Transcribe the data in full and exactly, omitting any pictures.

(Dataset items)
--

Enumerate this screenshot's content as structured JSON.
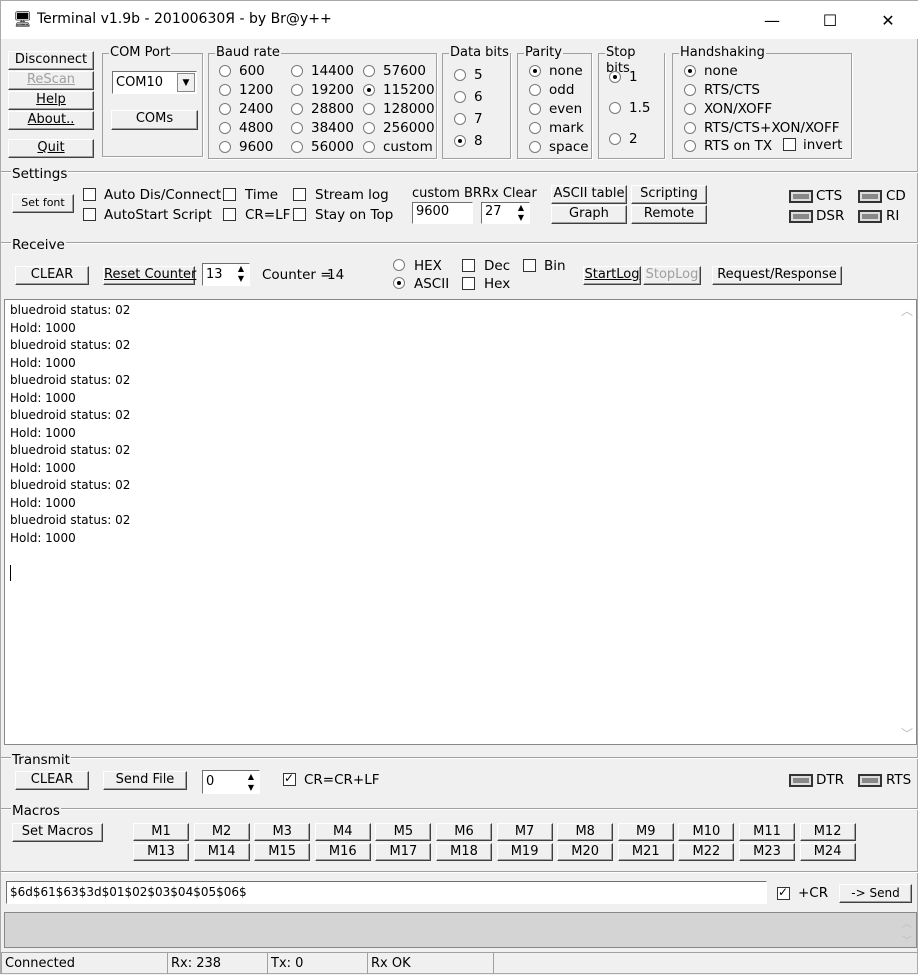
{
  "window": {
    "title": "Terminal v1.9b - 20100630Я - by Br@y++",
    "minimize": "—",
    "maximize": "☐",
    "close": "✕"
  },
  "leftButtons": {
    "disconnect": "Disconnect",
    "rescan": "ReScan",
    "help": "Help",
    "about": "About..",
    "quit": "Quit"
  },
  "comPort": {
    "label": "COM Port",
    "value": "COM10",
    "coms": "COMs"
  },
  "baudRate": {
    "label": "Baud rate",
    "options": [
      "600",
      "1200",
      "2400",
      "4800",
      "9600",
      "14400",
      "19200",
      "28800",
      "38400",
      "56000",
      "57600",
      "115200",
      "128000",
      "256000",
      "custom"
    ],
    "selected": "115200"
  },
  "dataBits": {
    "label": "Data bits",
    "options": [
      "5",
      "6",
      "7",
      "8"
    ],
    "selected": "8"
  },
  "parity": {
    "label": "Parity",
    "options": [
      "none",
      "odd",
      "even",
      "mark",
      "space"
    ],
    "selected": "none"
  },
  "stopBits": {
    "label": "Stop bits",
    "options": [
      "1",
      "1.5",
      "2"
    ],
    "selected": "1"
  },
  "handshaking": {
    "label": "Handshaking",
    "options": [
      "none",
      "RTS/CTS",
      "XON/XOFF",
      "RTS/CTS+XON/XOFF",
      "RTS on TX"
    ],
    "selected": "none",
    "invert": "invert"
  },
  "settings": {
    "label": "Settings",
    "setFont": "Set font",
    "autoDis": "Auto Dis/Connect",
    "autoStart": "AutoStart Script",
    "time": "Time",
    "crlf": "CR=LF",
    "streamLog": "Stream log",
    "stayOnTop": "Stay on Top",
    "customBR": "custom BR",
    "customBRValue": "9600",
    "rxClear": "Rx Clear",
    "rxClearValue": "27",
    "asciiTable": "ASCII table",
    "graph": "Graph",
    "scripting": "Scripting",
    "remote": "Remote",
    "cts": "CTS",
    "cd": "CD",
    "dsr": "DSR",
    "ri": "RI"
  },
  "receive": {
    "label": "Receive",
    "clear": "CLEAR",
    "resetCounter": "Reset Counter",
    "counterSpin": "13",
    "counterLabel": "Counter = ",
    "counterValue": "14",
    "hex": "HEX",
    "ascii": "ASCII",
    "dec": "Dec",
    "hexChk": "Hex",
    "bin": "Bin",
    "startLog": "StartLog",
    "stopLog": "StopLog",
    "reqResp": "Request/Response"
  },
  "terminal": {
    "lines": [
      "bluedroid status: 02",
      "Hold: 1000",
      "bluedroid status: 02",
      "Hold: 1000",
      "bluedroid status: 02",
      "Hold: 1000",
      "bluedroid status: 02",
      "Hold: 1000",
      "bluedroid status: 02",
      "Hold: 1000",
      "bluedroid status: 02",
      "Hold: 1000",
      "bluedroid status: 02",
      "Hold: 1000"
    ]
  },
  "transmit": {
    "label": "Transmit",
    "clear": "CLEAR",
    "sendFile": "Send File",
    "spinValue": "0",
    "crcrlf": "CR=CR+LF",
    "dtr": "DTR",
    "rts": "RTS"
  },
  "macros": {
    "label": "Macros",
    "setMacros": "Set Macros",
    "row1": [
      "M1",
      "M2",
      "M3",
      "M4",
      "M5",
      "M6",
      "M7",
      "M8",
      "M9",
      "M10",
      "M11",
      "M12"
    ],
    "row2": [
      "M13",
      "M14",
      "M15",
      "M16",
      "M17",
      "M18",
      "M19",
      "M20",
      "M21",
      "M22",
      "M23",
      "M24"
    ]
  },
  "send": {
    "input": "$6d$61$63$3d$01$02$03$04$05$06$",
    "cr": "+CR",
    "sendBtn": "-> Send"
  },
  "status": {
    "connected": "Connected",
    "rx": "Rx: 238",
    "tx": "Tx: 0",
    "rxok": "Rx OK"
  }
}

--

• [REPLY TO THE EXERCISE]
Enumerate this screenshot's content as structured JSON.
{
  "window": {
    "title": "Terminal v1.9b - 20100630Я - by Br@y++",
    "minimize": "—",
    "maximize": "☐",
    "close": "✕"
  },
  "leftButtons": {
    "disconnect": "Disconnect",
    "rescan": "ReScan",
    "help": "Help",
    "about": "About..",
    "quit": "Quit"
  },
  "comPort": {
    "label": "COM Port",
    "value": "COM10",
    "coms": "COMs"
  },
  "baudRate": {
    "label": "Baud rate",
    "options": [
      "600",
      "1200",
      "2400",
      "4800",
      "9600",
      "14400",
      "19200",
      "28800",
      "38400",
      "56000",
      "57600",
      "115200",
      "128000",
      "256000",
      "custom"
    ],
    "selected": "115200"
  },
  "dataBits": {
    "label": "Data bits",
    "options": [
      "5",
      "6",
      "7",
      "8"
    ],
    "selected": "8"
  },
  "parity": {
    "label": "Parity",
    "options": [
      "none",
      "odd",
      "even",
      "mark",
      "space"
    ],
    "selected": "none"
  },
  "stopBits": {
    "label": "Stop bits",
    "options": [
      "1",
      "1.5",
      "2"
    ],
    "selected": "1"
  },
  "handshaking": {
    "label": "Handshaking",
    "options": [
      "none",
      "RTS/CTS",
      "XON/XOFF",
      "RTS/CTS+XON/XOFF",
      "RTS on TX"
    ],
    "selected": "none",
    "invert": "invert"
  },
  "settings": {
    "label": "Settings",
    "setFont": "Set font",
    "autoDis": "Auto Dis/Connect",
    "autoStart": "AutoStart Script",
    "time": "Time",
    "crlf": "CR=LF",
    "streamLog": "Stream log",
    "stayOnTop": "Stay on Top",
    "customBR": "custom BR",
    "customBRValue": "9600",
    "rxClear": "Rx Clear",
    "rxClearValue": "27",
    "asciiTable": "ASCII table",
    "graph": "Graph",
    "scripting": "Scripting",
    "remote": "Remote",
    "cts": "CTS",
    "cd": "CD",
    "dsr": "DSR",
    "ri": "RI"
  },
  "receive": {
    "label": "Receive",
    "clear": "CLEAR",
    "resetCounter": "Reset Counter",
    "counterSpin": "13",
    "counterLabel": "Counter = ",
    "counterValue": "14",
    "hex": "HEX",
    "ascii": "ASCII",
    "dec": "Dec",
    "hexChk": "Hex",
    "bin": "Bin",
    "startLog": "StartLog",
    "stopLog": "StopLog",
    "reqResp": "Request/Response"
  },
  "terminal": {
    "lines": [
      "bluedroid status: 02",
      "Hold: 1000",
      "bluedroid status: 02",
      "Hold: 1000",
      "bluedroid status: 02",
      "Hold: 1000",
      "bluedroid status: 02",
      "Hold: 1000",
      "bluedroid status: 02",
      "Hold: 1000",
      "bluedroid status: 02",
      "Hold: 1000",
      "bluedroid status: 02",
      "Hold: 1000"
    ]
  },
  "transmit": {
    "label": "Transmit",
    "clear": "CLEAR",
    "sendFile": "Send File",
    "spinValue": "0",
    "crcrlf": "CR=CR+LF",
    "dtr": "DTR",
    "rts": "RTS"
  },
  "macros": {
    "label": "Macros",
    "setMacros": "Set Macros",
    "row1": [
      "M1",
      "M2",
      "M3",
      "M4",
      "M5",
      "M6",
      "M7",
      "M8",
      "M9",
      "M10",
      "M11",
      "M12"
    ],
    "row2": [
      "M13",
      "M14",
      "M15",
      "M16",
      "M17",
      "M18",
      "M19",
      "M20",
      "M21",
      "M22",
      "M23",
      "M24"
    ]
  },
  "send": {
    "input": "$6d$61$63$3d$01$02$03$04$05$06$",
    "cr": "+CR",
    "sendBtn": "-> Send"
  },
  "status": {
    "connected": "Connected",
    "rx": "Rx: 238",
    "tx": "Tx: 0",
    "rxok": "Rx OK"
  }
}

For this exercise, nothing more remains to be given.